(Dataset entries on figures)
· · · ·
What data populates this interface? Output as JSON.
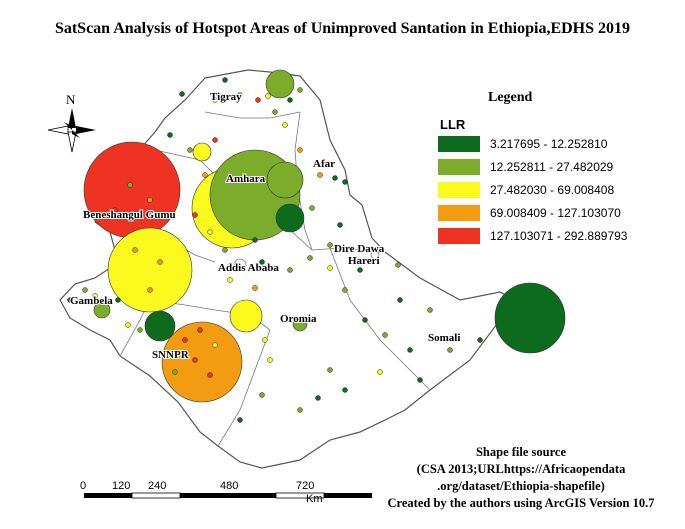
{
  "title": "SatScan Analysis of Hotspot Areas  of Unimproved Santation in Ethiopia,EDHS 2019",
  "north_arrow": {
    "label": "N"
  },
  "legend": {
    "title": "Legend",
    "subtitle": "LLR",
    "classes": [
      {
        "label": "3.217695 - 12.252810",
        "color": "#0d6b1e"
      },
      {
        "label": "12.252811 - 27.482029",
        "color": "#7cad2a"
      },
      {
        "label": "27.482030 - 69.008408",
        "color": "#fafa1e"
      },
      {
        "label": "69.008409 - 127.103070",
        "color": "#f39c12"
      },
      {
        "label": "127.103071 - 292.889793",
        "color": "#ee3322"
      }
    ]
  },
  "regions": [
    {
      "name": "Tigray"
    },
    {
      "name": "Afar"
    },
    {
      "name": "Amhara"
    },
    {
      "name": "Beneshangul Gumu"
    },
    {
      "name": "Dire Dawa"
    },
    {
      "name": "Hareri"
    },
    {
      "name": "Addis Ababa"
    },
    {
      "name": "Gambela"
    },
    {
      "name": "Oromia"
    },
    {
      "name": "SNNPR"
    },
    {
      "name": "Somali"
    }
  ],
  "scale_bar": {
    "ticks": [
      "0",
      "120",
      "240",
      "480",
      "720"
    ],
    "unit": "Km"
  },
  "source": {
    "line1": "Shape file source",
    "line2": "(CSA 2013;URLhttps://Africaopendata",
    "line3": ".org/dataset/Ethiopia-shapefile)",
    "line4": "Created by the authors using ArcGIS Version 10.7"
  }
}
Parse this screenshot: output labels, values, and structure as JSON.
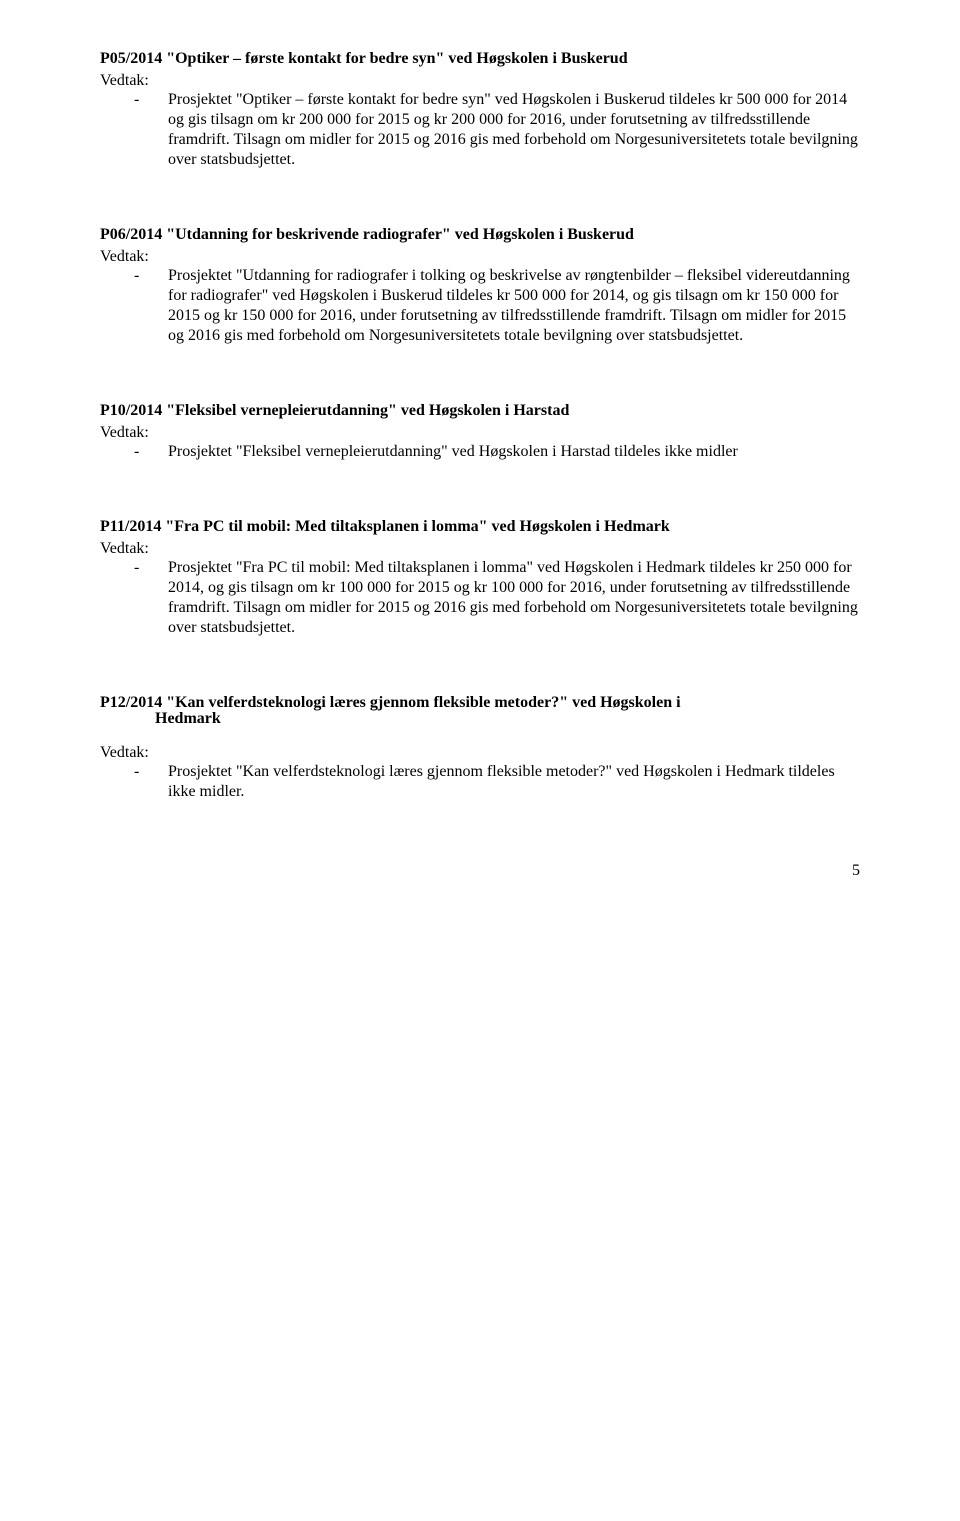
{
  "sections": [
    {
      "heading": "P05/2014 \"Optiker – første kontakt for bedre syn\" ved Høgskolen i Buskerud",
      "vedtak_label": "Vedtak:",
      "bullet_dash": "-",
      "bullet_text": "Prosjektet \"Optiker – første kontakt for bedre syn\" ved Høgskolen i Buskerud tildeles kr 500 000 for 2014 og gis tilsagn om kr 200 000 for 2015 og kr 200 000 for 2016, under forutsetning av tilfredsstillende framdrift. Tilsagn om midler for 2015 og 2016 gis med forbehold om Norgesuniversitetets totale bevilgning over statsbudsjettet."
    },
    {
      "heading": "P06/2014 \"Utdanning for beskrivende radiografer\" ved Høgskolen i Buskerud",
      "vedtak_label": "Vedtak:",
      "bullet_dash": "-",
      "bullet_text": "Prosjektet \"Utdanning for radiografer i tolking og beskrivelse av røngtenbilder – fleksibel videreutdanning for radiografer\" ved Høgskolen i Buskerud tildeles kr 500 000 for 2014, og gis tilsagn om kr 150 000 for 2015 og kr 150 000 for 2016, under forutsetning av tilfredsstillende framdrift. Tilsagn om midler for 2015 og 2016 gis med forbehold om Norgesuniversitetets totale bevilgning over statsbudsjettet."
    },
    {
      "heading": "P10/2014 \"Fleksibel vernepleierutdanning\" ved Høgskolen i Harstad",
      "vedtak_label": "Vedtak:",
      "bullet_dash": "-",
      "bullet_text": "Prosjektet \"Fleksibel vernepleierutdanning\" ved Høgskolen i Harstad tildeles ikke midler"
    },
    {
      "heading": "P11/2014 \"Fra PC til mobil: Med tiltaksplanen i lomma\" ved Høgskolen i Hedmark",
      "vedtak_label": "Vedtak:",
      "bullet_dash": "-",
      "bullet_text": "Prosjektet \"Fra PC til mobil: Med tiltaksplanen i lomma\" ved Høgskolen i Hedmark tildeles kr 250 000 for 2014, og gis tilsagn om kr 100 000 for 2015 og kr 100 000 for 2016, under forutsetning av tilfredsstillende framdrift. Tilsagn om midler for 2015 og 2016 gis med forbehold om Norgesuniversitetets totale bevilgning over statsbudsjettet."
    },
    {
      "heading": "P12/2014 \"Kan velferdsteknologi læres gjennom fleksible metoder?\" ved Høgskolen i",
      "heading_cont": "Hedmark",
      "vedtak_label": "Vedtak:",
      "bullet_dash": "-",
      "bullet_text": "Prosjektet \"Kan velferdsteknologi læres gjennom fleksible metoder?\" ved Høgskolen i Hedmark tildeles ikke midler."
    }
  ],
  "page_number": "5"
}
· · · ·
What to do
Transcribe every record above exactly as written, leaving out any pictures.

Result of this task
What data populates this interface? Output as JSON.
{
  "title": "SatScan Analysis of Hotspot Areas  of Unimproved Santation in Ethiopia,EDHS 2019",
  "north_arrow": {
    "label": "N"
  },
  "legend": {
    "title": "Legend",
    "subtitle": "LLR",
    "classes": [
      {
        "label": "3.217695 - 12.252810",
        "color": "#0d6b1e"
      },
      {
        "label": "12.252811 - 27.482029",
        "color": "#7cad2a"
      },
      {
        "label": "27.482030 - 69.008408",
        "color": "#fafa1e"
      },
      {
        "label": "69.008409 - 127.103070",
        "color": "#f39c12"
      },
      {
        "label": "127.103071 - 292.889793",
        "color": "#ee3322"
      }
    ]
  },
  "regions": [
    {
      "name": "Tigray"
    },
    {
      "name": "Afar"
    },
    {
      "name": "Amhara"
    },
    {
      "name": "Beneshangul Gumu"
    },
    {
      "name": "Dire Dawa"
    },
    {
      "name": "Hareri"
    },
    {
      "name": "Addis Ababa"
    },
    {
      "name": "Gambela"
    },
    {
      "name": "Oromia"
    },
    {
      "name": "SNNPR"
    },
    {
      "name": "Somali"
    }
  ],
  "scale_bar": {
    "ticks": [
      "0",
      "120",
      "240",
      "480",
      "720"
    ],
    "unit": "Km"
  },
  "source": {
    "line1": "Shape file source",
    "line2": "(CSA 2013;URLhttps://Africaopendata",
    "line3": ".org/dataset/Ethiopia-shapefile)",
    "line4": "Created by the authors using ArcGIS Version 10.7"
  }
}
Parse this screenshot: output labels, values, and structure as JSON.
{
  "sections": [
    {
      "heading": "P05/2014 \"Optiker – første kontakt for bedre syn\" ved Høgskolen i Buskerud",
      "vedtak_label": "Vedtak:",
      "bullet_dash": "-",
      "bullet_text": "Prosjektet \"Optiker – første kontakt for bedre syn\" ved Høgskolen i Buskerud tildeles kr 500 000 for 2014 og gis tilsagn om kr 200 000 for 2015 og kr 200 000 for 2016, under forutsetning av tilfredsstillende framdrift. Tilsagn om midler for 2015 og 2016 gis med forbehold om Norgesuniversitetets totale bevilgning over statsbudsjettet."
    },
    {
      "heading": "P06/2014 \"Utdanning for beskrivende radiografer\" ved Høgskolen i Buskerud",
      "vedtak_label": "Vedtak:",
      "bullet_dash": "-",
      "bullet_text": "Prosjektet \"Utdanning for radiografer i tolking og beskrivelse av røngtenbilder – fleksibel videreutdanning for radiografer\" ved Høgskolen i Buskerud tildeles kr 500 000 for 2014, og gis tilsagn om kr 150 000 for 2015 og kr 150 000 for 2016, under forutsetning av tilfredsstillende framdrift. Tilsagn om midler for 2015 og 2016 gis med forbehold om Norgesuniversitetets totale bevilgning over statsbudsjettet."
    },
    {
      "heading": "P10/2014 \"Fleksibel vernepleierutdanning\" ved Høgskolen i Harstad",
      "vedtak_label": "Vedtak:",
      "bullet_dash": "-",
      "bullet_text": "Prosjektet \"Fleksibel vernepleierutdanning\" ved Høgskolen i Harstad tildeles ikke midler"
    },
    {
      "heading": "P11/2014 \"Fra PC til mobil: Med tiltaksplanen i lomma\" ved Høgskolen i Hedmark",
      "vedtak_label": "Vedtak:",
      "bullet_dash": "-",
      "bullet_text": "Prosjektet \"Fra PC til mobil: Med tiltaksplanen i lomma\" ved Høgskolen i Hedmark tildeles kr 250 000 for 2014, og gis tilsagn om kr 100 000 for 2015 og kr 100 000 for 2016, under forutsetning av tilfredsstillende framdrift. Tilsagn om midler for 2015 og 2016 gis med forbehold om Norgesuniversitetets totale bevilgning over statsbudsjettet."
    },
    {
      "heading": "P12/2014 \"Kan velferdsteknologi læres gjennom fleksible metoder?\" ved Høgskolen i",
      "heading_cont": "Hedmark",
      "vedtak_label": "Vedtak:",
      "bullet_dash": "-",
      "bullet_text": "Prosjektet \"Kan velferdsteknologi læres gjennom fleksible metoder?\" ved Høgskolen i Hedmark tildeles ikke midler."
    }
  ],
  "page_number": "5"
}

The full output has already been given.